### PASSAGE FOR REVIEW
++++

By Paul Tan, Head of Government and Singapore Enterprises, Ensign InfoSecurity
IT HAS not happened yet, but it could. Two artificial intelligence (AI) systems, clashing autonomously in cyberspace. One attacking, the other defending. Each learning, adapting and escalating, without human intervention.
This is the future that agentic AI – autonomous systems capable of decision-making, hypothesis formation and independent action, with minimal human oversight – may bring. An autonomous attacker AI could infiltrate a network, seeking vulnerabilities and deploying attacks that constantly morph to evade detection. Perhaps not tomorrow, but soon enough that organisations must start preparing now.
While there has not been public evidence of truly autonomous offensive AI systems yet, the likelihood of weaponisation is high. Agentic AI is a rapidly evolving field presenting both immense potential and significant risks.
On the defence side, agentic AI has fundamentally changed the game of cybersecurity. It can adapt to evolving cyberattacks and give defenders stronger and more proactive protection. By analysing threats and acting in real time, it enables responses within milliseconds, far faster than any human-led process.
“The very speed and autonomy that make agentic AI a powerful defender also introduce significant, new risks across technical, ethical and operational domains. ”
In today’s security operations centres, where analysts are swamped with alerts and bogged down by false positives, manual validation can take days. Agentic AI slashes this to minutes by independently querying data, analysing logs and presenting defenders with a comprehensive threat picture.
Unlike existing automation tools, its ability to form hypotheses and build context from memory allows it to prioritise critical alerts and reduce information overload. The AI then presents its findings to human cyber defenders, offering a comprehensive picture that enables swift and informed decisions.
However, the very speed and autonomy that make agentic AI a powerful defender also introduce significant, new risks across technical, ethical and operational domains.
One pressing concern is securing AI agents themselves. To function, they need access to sensitive repositories, but unlike humans, they cannot provide biometrics or physical factors for authentication.
Their digital access credentials must be stored in the system, creating challenges around identity and privileged access management that even top cybersecurity firms are still grappling with.
Another concern is autonomy. Unless the operations are well modelled into the agentic AI, the AI system can make a wrong decision. While an AI might instantly isolate malware, it could also mistakenly shut down a server supporting financial transactions or even medical life-support systems.
Without carefully modelled safeguards, such errors could be catastrophic.
Meeting these challenges demands collective effort. Governments and the private sector must work together to establish best practices for testing and deployment, supported by regulatory frameworks that balance innovation with accountability.
Trusted platforms for joint research and real-time intelligence-sharing are essential to accelerate safe adoption while reducing risks from fragmented practices.
In Singapore, for example, partnerships between cybersecurity companies and security agencies are exploring how agentic AI can complement human defenders, with meticulous documentation of AI recommendations and human responses forming a shared knowledge base.
Even so, keeping humans in the loop remains non-negotiable. While AI agents can handle background processing and analysis, human oversight remains crucial for the final decision.
Technology leaders must also rethink operations: With AI handling analysis, defenders should shift from passively waiting for alerts to actively hunting threats.

++++

### MATERIAL SUPPLIED

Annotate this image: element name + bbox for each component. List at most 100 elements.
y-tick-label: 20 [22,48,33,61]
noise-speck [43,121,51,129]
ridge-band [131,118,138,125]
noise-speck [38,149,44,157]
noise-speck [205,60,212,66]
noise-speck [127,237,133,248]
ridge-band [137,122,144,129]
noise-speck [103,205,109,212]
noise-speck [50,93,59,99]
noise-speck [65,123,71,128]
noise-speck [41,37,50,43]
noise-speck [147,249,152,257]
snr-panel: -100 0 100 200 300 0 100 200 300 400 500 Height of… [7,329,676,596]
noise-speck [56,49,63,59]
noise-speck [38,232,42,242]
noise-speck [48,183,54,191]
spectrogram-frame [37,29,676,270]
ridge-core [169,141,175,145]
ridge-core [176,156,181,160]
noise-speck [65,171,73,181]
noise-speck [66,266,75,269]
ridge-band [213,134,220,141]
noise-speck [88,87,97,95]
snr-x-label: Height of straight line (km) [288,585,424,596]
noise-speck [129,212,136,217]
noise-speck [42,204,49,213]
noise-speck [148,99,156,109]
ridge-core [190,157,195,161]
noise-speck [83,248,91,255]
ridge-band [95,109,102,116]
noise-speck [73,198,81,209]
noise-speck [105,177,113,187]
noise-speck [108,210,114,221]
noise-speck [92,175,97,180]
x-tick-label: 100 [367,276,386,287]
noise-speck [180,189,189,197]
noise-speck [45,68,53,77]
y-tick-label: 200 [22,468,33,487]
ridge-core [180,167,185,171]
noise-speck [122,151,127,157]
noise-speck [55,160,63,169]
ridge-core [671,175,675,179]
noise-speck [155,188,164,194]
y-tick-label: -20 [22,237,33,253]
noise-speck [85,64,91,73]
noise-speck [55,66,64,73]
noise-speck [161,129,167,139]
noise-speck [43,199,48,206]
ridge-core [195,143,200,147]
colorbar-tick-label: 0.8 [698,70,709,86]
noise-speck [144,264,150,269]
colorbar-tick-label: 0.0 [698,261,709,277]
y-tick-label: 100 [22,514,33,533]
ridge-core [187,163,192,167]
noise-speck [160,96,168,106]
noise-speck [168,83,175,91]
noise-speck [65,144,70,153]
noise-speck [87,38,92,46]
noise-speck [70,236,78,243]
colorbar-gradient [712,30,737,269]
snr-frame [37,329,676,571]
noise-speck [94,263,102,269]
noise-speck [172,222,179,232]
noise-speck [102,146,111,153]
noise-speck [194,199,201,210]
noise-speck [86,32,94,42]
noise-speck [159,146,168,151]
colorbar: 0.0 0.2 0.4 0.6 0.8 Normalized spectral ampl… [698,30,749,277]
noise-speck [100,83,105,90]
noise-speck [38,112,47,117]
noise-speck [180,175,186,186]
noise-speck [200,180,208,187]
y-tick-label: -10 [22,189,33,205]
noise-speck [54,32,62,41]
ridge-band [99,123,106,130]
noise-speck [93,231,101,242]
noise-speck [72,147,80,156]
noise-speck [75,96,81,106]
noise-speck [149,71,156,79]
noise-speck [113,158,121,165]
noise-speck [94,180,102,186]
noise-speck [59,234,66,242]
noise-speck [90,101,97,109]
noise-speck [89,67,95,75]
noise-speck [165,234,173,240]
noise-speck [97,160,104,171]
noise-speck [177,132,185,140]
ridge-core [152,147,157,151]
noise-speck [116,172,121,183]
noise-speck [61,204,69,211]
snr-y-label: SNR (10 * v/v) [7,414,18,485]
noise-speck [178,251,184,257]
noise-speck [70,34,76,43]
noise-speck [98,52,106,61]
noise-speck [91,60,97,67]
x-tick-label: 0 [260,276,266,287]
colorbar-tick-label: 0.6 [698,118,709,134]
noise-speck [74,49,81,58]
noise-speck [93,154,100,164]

++++

### LIST OF TASKS
1. In the article on agentic AI in cybersecurity, how long does agentic AI reduce manual alert validation to?
2. Reproduce the part of the article on agentic AI that runs from "In Singapore, for" up to and including "the final decision.", word for word.
The rows are separate material and have no connection to the article.

### TASK-BY-TASK ANSWERS
1. Minutes, down from days.

2.
In Singapore, for example, partnerships between cybersecurity companies and security agencies are exploring how agentic AI can complement human defenders, with meticulous documentation of AI recommendations and human responses forming a shared knowledge base.
Even so, keeping humans in the loop remains non-negotiable. While AI agents can handle background processing and analysis, human oversight remains crucial for the final decision.